> [Task to complete]
Write out the whole listing again, exactly.

::: Data supplied

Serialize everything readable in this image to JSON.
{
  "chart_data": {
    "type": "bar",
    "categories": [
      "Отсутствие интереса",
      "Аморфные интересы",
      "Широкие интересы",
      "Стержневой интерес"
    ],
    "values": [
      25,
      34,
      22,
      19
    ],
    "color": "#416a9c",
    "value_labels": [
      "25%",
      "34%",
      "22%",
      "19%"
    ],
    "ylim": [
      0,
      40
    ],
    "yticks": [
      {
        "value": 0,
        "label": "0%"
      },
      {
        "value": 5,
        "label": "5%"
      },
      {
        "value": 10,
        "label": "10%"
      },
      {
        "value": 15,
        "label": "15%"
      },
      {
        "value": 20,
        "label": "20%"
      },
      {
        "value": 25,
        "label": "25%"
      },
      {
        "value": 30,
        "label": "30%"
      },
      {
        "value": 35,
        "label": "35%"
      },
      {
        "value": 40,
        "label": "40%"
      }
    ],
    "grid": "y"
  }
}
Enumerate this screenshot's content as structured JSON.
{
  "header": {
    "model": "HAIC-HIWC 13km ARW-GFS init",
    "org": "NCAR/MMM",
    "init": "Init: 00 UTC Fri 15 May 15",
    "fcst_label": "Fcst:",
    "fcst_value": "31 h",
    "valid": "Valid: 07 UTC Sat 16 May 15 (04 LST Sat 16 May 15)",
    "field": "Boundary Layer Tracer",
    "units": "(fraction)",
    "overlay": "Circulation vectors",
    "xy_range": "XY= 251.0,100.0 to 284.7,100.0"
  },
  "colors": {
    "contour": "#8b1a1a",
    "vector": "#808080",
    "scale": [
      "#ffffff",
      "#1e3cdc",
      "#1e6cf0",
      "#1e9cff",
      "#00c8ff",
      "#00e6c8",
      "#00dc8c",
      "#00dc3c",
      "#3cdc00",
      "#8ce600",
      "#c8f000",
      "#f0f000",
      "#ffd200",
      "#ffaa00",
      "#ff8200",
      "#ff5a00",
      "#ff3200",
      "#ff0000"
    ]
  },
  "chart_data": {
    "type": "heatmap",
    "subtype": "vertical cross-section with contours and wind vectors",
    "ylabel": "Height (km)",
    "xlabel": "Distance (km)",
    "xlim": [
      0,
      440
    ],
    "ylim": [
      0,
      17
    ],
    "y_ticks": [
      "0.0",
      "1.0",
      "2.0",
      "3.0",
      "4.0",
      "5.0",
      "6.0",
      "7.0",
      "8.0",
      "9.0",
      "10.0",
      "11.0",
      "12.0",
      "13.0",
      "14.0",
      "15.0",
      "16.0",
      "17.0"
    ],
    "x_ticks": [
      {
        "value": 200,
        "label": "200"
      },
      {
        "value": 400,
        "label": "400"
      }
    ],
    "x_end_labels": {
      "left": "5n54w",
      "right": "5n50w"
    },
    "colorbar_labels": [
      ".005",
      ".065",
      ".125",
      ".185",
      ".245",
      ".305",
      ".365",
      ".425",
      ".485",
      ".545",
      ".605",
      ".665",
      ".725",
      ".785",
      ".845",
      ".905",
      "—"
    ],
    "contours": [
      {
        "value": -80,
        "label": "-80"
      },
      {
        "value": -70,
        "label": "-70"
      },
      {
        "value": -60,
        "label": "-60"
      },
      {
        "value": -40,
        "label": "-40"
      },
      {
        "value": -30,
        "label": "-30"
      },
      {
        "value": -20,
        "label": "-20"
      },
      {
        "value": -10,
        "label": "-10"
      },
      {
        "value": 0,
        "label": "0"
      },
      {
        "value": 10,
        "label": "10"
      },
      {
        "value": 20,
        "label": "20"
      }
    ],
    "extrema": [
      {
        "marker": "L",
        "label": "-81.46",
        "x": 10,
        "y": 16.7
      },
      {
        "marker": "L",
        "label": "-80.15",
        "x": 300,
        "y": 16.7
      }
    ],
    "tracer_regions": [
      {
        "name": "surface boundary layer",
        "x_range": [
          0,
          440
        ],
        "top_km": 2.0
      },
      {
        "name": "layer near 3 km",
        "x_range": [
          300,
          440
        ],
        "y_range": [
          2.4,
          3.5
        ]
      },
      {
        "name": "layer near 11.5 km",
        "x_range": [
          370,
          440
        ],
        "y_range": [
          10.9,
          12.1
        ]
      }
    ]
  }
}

::::::

> [Output]
Serialize everything readable in this image to JSON.
{
  "chart_data": {
    "type": "bar",
    "categories": [
      "Отсутствие интереса",
      "Аморфные интересы",
      "Широкие интересы",
      "Стержневой интерес"
    ],
    "values": [
      25,
      34,
      22,
      19
    ],
    "color": "#416a9c",
    "value_labels": [
      "25%",
      "34%",
      "22%",
      "19%"
    ],
    "ylim": [
      0,
      40
    ],
    "yticks": [
      {
        "value": 0,
        "label": "0%"
      },
      {
        "value": 5,
        "label": "5%"
      },
      {
        "value": 10,
        "label": "10%"
      },
      {
        "value": 15,
        "label": "15%"
      },
      {
        "value": 20,
        "label": "20%"
      },
      {
        "value": 25,
        "label": "25%"
      },
      {
        "value": 30,
        "label": "30%"
      },
      {
        "value": 35,
        "label": "35%"
      },
      {
        "value": 40,
        "label": "40%"
      }
    ],
    "grid": "y"
  }
}
Enumerate this screenshot's content as structured JSON.
{
  "header": {
    "model": "HAIC-HIWC 13km ARW-GFS init",
    "org": "NCAR/MMM",
    "init": "Init: 00 UTC Fri 15 May 15",
    "fcst_label": "Fcst:",
    "fcst_value": "31 h",
    "valid": "Valid: 07 UTC Sat 16 May 15 (04 LST Sat 16 May 15)",
    "field": "Boundary Layer Tracer",
    "units": "(fraction)",
    "overlay": "Circulation vectors",
    "xy_range": "XY= 251.0,100.0 to 284.7,100.0"
  },
  "colors": {
    "contour": "#8b1a1a",
    "vector": "#808080",
    "scale": [
      "#ffffff",
      "#1e3cdc",
      "#1e6cf0",
      "#1e9cff",
      "#00c8ff",
      "#00e6c8",
      "#00dc8c",
      "#00dc3c",
      "#3cdc00",
      "#8ce600",
      "#c8f000",
      "#f0f000",
      "#ffd200",
      "#ffaa00",
      "#ff8200",
      "#ff5a00",
      "#ff3200",
      "#ff0000"
    ]
  },
  "chart_data": {
    "type": "heatmap",
    "subtype": "vertical cross-section with contours and wind vectors",
    "ylabel": "Height (km)",
    "xlabel": "Distance (km)",
    "xlim": [
      0,
      440
    ],
    "ylim": [
      0,
      17
    ],
    "y_ticks": [
      "0.0",
      "1.0",
      "2.0",
      "3.0",
      "4.0",
      "5.0",
      "6.0",
      "7.0",
      "8.0",
      "9.0",
      "10.0",
      "11.0",
      "12.0",
      "13.0",
      "14.0",
      "15.0",
      "16.0",
      "17.0"
    ],
    "x_ticks": [
      {
        "value": 200,
        "label": "200"
      },
      {
        "value": 400,
        "label": "400"
      }
    ],
    "x_end_labels": {
      "left": "5n54w",
      "right": "5n50w"
    },
    "colorbar_labels": [
      ".005",
      ".065",
      ".125",
      ".185",
      ".245",
      ".305",
      ".365",
      ".425",
      ".485",
      ".545",
      ".605",
      ".665",
      ".725",
      ".785",
      ".845",
      ".905",
      "—"
    ],
    "contours": [
      {
        "value": -80,
        "label": "-80"
      },
      {
        "value": -70,
        "label": "-70"
      },
      {
        "value": -60,
        "label": "-60"
      },
      {
        "value": -40,
        "label": "-40"
      },
      {
        "value": -30,
        "label": "-30"
      },
      {
        "value": -20,
        "label": "-20"
      },
      {
        "value": -10,
        "label": "-10"
      },
      {
        "value": 0,
        "label": "0"
      },
      {
        "value": 10,
        "label": "10"
      },
      {
        "value": 20,
        "label": "20"
      }
    ],
    "extrema": [
      {
        "marker": "L",
        "label": "-81.46",
        "x": 10,
        "y": 16.7
      },
      {
        "marker": "L",
        "label": "-80.15",
        "x": 300,
        "y": 16.7
      }
    ],
    "tracer_regions": [
      {
        "name": "surface boundary layer",
        "x_range": [
          0,
          440
        ],
        "top_km": 2.0
      },
      {
        "name": "layer near 3 km",
        "x_range": [
          300,
          440
        ],
        "y_range": [
          2.4,
          3.5
        ]
      },
      {
        "name": "layer near 11.5 km",
        "x_range": [
          370,
          440
        ],
        "y_range": [
          10.9,
          12.1
        ]
      }
    ]
  }
}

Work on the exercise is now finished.